Saved entries
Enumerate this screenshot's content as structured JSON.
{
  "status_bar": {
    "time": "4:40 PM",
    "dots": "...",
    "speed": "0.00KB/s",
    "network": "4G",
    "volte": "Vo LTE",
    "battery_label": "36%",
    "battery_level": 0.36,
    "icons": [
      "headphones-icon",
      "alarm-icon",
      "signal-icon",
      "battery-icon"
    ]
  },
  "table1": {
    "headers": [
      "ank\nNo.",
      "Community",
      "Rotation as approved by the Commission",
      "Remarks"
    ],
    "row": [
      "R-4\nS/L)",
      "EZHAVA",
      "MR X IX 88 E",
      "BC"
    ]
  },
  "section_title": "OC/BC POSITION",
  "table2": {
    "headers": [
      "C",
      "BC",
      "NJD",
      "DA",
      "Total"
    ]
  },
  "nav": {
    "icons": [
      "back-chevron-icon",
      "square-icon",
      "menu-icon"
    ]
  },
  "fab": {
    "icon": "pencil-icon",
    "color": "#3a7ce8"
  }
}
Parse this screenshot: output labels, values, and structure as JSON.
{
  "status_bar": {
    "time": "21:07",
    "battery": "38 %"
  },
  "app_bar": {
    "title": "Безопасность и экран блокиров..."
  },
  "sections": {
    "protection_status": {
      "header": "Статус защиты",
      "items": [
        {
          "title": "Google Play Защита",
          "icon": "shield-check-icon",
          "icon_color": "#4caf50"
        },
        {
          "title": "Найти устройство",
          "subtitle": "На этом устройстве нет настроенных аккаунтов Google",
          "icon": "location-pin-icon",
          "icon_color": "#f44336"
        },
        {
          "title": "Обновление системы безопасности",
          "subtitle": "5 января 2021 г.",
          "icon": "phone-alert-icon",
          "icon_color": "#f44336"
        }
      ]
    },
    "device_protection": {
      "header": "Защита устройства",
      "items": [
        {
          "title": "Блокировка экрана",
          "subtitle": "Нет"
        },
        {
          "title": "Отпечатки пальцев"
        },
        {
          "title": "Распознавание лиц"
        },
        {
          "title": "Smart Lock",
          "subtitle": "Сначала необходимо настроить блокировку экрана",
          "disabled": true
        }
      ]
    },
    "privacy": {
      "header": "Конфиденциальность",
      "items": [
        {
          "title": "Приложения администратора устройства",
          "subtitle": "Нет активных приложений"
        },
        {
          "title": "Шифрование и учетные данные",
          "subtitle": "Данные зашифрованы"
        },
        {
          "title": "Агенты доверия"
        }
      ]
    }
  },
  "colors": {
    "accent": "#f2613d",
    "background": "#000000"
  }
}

Requirements
What number of lines in the records contain the word "Google"? Answer with that number alone.

Output of the task
2